#### What the task requires:
Take from the listing each line that has the string "JSON".

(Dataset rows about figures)

——————————

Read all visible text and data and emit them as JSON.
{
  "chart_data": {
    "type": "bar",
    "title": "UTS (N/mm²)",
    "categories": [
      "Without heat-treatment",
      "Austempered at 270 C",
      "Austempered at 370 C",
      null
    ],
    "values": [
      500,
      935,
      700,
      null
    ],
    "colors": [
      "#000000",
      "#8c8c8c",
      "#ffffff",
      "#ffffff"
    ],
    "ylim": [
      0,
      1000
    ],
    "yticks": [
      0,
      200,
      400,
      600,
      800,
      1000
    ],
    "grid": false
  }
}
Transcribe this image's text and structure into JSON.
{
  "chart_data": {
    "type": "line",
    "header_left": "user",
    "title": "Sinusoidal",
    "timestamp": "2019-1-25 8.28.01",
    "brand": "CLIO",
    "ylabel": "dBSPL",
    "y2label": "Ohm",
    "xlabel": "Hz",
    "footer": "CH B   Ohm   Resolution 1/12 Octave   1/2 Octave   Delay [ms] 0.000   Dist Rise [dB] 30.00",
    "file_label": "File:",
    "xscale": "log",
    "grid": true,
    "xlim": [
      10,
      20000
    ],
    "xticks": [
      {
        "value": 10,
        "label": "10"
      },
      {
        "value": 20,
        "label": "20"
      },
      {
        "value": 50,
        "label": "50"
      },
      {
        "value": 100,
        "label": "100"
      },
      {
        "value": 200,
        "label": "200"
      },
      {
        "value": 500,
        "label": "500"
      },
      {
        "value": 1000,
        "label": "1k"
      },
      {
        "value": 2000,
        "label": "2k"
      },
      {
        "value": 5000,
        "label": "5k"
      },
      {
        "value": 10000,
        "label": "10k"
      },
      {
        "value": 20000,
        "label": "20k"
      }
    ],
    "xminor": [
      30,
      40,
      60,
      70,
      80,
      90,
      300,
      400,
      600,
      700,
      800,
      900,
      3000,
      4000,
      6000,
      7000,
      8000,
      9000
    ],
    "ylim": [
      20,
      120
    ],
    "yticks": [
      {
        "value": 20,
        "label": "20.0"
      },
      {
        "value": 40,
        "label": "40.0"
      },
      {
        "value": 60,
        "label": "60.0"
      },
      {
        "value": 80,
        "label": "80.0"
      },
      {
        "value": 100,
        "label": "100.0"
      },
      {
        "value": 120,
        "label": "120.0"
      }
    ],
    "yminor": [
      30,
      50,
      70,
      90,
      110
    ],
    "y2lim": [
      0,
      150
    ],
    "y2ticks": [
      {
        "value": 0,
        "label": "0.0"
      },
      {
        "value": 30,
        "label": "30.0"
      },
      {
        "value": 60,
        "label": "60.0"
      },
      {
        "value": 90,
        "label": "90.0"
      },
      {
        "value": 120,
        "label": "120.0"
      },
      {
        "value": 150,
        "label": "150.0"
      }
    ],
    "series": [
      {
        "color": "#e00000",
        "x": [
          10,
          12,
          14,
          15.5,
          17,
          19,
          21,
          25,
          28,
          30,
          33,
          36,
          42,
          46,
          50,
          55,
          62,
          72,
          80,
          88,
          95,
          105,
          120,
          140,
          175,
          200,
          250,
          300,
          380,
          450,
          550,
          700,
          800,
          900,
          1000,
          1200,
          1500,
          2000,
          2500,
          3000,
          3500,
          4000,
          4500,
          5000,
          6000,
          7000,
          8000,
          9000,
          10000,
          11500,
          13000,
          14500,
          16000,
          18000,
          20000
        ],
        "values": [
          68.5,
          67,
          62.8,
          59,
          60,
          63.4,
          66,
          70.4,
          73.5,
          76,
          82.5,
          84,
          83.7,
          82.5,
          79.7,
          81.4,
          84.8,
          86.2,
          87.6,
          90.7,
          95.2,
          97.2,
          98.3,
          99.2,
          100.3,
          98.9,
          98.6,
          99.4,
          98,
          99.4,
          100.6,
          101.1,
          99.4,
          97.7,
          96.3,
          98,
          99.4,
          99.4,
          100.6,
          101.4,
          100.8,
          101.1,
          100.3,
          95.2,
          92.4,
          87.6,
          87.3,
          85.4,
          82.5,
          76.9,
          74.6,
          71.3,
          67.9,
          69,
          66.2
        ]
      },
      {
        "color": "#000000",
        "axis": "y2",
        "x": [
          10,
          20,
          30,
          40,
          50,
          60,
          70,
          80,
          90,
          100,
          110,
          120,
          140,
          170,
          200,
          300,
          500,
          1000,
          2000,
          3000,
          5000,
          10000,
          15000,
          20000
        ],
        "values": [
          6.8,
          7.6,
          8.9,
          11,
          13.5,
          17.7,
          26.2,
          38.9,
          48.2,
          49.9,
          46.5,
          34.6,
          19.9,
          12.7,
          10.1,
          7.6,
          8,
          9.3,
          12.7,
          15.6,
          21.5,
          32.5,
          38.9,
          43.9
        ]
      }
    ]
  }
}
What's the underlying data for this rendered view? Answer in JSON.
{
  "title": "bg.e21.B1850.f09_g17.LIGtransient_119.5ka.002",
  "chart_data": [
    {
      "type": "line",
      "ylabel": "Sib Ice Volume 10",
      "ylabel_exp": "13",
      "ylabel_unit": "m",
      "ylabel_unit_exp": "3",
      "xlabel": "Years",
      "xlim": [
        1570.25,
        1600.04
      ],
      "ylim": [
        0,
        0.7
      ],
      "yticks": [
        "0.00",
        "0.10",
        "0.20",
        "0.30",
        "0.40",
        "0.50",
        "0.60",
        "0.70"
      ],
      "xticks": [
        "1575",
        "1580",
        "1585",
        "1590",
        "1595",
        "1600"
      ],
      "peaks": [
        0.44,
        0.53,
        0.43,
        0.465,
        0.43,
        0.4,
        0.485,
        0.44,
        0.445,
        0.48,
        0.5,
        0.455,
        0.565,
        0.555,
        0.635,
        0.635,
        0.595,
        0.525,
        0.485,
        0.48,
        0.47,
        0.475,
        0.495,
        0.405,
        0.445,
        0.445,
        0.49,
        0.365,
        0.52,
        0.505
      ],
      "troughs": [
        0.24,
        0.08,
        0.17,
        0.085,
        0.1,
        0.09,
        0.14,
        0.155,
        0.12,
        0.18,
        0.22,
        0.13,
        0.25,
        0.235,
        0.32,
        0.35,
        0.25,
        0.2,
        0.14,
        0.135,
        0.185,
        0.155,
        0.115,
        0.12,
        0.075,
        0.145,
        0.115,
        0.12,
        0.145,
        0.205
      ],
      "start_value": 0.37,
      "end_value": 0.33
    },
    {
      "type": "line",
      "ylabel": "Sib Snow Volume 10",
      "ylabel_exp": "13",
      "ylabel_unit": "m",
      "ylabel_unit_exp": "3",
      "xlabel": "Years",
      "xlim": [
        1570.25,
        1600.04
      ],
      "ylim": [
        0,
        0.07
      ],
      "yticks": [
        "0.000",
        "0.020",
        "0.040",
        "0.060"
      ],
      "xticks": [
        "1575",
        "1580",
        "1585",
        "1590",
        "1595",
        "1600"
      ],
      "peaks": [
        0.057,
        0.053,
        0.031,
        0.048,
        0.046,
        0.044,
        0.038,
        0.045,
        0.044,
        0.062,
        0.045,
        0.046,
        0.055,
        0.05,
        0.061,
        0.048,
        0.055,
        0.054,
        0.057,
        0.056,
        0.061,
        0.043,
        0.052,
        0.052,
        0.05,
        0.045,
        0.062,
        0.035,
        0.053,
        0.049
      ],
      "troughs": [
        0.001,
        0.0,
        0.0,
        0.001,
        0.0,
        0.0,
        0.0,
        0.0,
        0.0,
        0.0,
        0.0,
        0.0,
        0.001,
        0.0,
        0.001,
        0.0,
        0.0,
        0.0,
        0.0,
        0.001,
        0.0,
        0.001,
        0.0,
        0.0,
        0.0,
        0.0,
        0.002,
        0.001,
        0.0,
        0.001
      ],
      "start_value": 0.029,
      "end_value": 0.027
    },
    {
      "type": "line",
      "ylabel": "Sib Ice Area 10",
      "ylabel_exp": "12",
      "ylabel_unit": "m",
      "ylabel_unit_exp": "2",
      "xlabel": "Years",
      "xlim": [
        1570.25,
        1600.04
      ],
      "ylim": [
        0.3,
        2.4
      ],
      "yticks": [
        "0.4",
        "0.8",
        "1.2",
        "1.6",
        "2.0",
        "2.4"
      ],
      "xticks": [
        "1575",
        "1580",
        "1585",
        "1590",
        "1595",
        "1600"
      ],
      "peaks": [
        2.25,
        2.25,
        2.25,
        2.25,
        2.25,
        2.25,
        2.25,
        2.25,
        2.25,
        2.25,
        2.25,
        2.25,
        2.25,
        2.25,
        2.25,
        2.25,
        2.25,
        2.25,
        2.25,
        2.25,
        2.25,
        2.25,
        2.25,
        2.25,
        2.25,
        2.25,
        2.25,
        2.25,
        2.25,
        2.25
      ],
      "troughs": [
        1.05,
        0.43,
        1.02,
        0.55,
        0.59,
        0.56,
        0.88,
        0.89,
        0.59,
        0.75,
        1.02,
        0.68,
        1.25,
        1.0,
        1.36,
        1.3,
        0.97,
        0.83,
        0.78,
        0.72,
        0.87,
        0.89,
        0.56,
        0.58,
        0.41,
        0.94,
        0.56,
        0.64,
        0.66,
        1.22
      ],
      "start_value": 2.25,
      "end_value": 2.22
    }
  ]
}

——————————

#### Result for this exercise:
Read all visible text and data and emit them as JSON.
Transcribe this image's text and structure into JSON.
What's the underlying data for this rendered view? Answer in JSON.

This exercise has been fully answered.